### Exercise materials
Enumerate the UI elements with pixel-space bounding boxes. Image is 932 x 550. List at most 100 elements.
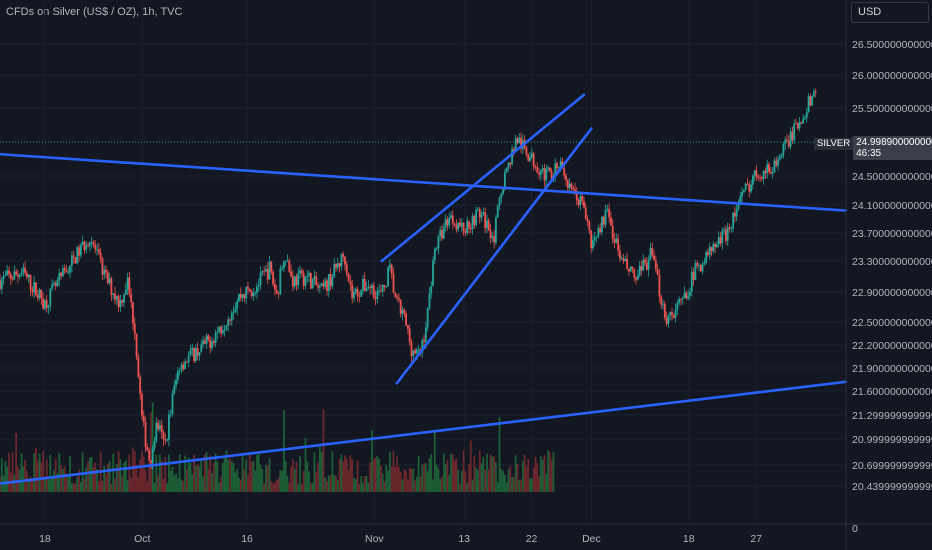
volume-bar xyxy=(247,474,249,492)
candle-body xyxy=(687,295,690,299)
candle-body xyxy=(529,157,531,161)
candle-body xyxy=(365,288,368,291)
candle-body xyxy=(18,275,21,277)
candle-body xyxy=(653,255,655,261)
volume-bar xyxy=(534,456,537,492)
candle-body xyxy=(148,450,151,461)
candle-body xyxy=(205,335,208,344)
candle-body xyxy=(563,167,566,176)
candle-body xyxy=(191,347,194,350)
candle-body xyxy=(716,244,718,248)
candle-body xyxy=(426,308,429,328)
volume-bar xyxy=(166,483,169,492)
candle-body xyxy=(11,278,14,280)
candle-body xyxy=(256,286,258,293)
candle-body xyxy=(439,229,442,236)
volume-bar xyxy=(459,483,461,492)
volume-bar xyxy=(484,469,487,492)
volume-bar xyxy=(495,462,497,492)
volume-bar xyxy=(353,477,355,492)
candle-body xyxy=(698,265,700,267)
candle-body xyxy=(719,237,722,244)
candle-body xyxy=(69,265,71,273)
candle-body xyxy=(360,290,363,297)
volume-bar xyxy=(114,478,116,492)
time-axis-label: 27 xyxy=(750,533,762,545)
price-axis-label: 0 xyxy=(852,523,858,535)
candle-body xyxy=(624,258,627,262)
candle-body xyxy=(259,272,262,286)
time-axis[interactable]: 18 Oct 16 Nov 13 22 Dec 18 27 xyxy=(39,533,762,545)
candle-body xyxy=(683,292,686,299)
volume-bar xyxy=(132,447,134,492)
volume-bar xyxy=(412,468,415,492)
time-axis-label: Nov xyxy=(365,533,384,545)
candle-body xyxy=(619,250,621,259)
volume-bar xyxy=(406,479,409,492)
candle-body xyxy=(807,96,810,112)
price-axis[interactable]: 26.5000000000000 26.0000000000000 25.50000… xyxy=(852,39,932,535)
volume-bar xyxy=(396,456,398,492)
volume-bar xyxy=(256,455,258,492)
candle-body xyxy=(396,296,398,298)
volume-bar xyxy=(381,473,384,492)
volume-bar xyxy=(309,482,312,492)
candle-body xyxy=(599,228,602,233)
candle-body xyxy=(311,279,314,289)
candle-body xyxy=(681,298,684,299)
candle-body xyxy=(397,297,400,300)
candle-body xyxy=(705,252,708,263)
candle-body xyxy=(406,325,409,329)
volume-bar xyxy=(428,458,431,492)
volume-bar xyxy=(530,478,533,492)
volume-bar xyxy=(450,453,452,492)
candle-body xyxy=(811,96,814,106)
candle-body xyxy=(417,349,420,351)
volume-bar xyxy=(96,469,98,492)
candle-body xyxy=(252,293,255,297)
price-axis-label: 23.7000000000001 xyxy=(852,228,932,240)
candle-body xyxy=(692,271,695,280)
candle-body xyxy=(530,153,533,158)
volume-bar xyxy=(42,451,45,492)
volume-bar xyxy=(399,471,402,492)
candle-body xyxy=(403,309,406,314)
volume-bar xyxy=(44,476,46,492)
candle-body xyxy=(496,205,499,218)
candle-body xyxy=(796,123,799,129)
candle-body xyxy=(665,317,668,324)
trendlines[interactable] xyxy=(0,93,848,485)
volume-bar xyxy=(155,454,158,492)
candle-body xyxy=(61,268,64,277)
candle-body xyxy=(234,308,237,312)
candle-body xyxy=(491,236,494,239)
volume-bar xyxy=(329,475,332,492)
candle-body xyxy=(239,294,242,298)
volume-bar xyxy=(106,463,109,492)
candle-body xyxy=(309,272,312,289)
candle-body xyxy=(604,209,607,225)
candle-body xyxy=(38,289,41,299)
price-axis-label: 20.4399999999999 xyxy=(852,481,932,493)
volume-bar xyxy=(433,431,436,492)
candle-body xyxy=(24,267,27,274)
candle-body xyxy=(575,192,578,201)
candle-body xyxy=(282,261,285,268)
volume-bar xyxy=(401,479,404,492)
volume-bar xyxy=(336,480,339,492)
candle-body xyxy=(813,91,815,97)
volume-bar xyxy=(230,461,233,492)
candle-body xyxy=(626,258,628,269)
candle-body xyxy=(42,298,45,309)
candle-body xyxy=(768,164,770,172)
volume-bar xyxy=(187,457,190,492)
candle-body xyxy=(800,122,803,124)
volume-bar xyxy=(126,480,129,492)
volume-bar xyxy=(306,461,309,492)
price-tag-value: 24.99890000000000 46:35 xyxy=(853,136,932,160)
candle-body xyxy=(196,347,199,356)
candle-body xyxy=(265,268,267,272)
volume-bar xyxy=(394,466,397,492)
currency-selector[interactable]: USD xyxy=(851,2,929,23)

---

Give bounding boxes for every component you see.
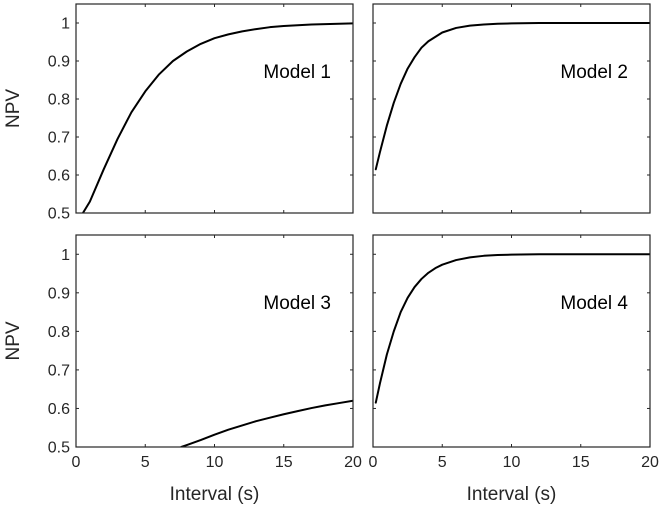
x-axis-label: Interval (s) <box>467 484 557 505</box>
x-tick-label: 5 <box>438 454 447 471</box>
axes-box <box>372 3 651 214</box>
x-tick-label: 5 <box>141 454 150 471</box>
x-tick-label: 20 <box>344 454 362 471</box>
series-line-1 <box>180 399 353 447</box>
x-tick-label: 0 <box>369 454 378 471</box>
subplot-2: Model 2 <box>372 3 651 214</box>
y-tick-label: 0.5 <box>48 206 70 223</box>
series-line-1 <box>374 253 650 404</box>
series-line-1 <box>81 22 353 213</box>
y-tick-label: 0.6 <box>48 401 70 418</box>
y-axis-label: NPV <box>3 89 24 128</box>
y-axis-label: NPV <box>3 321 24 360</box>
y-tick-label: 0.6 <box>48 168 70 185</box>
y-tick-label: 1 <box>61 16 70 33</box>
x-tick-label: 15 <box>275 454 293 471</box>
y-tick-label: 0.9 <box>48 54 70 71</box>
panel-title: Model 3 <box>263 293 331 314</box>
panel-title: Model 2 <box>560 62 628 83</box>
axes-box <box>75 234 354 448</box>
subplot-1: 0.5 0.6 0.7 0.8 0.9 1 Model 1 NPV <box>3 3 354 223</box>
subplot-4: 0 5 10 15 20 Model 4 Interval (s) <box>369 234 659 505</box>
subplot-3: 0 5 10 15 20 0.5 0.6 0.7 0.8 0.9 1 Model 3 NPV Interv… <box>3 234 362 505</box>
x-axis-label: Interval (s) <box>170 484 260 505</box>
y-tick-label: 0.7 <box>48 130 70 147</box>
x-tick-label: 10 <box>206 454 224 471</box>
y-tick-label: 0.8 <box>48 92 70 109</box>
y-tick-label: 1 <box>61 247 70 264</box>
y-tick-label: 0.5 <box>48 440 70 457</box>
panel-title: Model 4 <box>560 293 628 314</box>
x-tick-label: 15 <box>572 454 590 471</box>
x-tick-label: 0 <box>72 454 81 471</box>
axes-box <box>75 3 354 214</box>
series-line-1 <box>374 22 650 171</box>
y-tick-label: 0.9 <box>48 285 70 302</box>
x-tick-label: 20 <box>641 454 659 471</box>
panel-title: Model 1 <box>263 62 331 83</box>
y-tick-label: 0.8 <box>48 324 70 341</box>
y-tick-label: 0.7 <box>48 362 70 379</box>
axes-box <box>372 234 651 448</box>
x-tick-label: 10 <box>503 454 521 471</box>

### What the exercise asks
Transcribe the data from the line with "x-axis-label: Interval (s) <box>467" to the line with "y-tick-label: 0.8 <box>48 92 70 109</box>", including both of those lines.

### Task answer
x-axis-label: Interval (s) <box>467 484 557 505</box>
x-tick-label: 5 <box>438 454 447 471</box>
axes-box <box>372 3 651 214</box>
x-tick-label: 5 <box>141 454 150 471</box>
x-tick-label: 20 <box>344 454 362 471</box>
series-line-1 <box>180 399 353 447</box>
x-tick-label: 0 <box>369 454 378 471</box>
subplot-2: Model 2 <box>372 3 651 214</box>
y-tick-label: 0.5 <box>48 206 70 223</box>
series-line-1 <box>374 253 650 404</box>
series-line-1 <box>81 22 353 213</box>
y-tick-label: 0.6 <box>48 401 70 418</box>
y-axis-label: NPV <box>3 89 24 128</box>
y-axis-label: NPV <box>3 321 24 360</box>
y-tick-label: 0.6 <box>48 168 70 185</box>
y-tick-label: 1 <box>61 16 70 33</box>
x-tick-label: 15 <box>275 454 293 471</box>
y-tick-label: 0.9 <box>48 54 70 71</box>
panel-title: Model 3 <box>263 293 331 314</box>
panel-title: Model 2 <box>560 62 628 83</box>
axes-box <box>75 234 354 448</box>
subplot-1: 0.5 0.6 0.7 0.8 0.9 1 Model 1 NPV <box>3 3 354 223</box>
subplot-4: 0 5 10 15 20 Model 4 Interval (s) <box>369 234 659 505</box>
subplot-3: 0 5 10 15 20 0.5 0.6 0.7 0.8 0.9 1 Model 3 NPV Interv… <box>3 234 362 505</box>
x-axis-label: Interval (s) <box>170 484 260 505</box>
y-tick-label: 0.7 <box>48 130 70 147</box>
x-tick-label: 10 <box>206 454 224 471</box>
y-tick-label: 0.8 <box>48 92 70 109</box>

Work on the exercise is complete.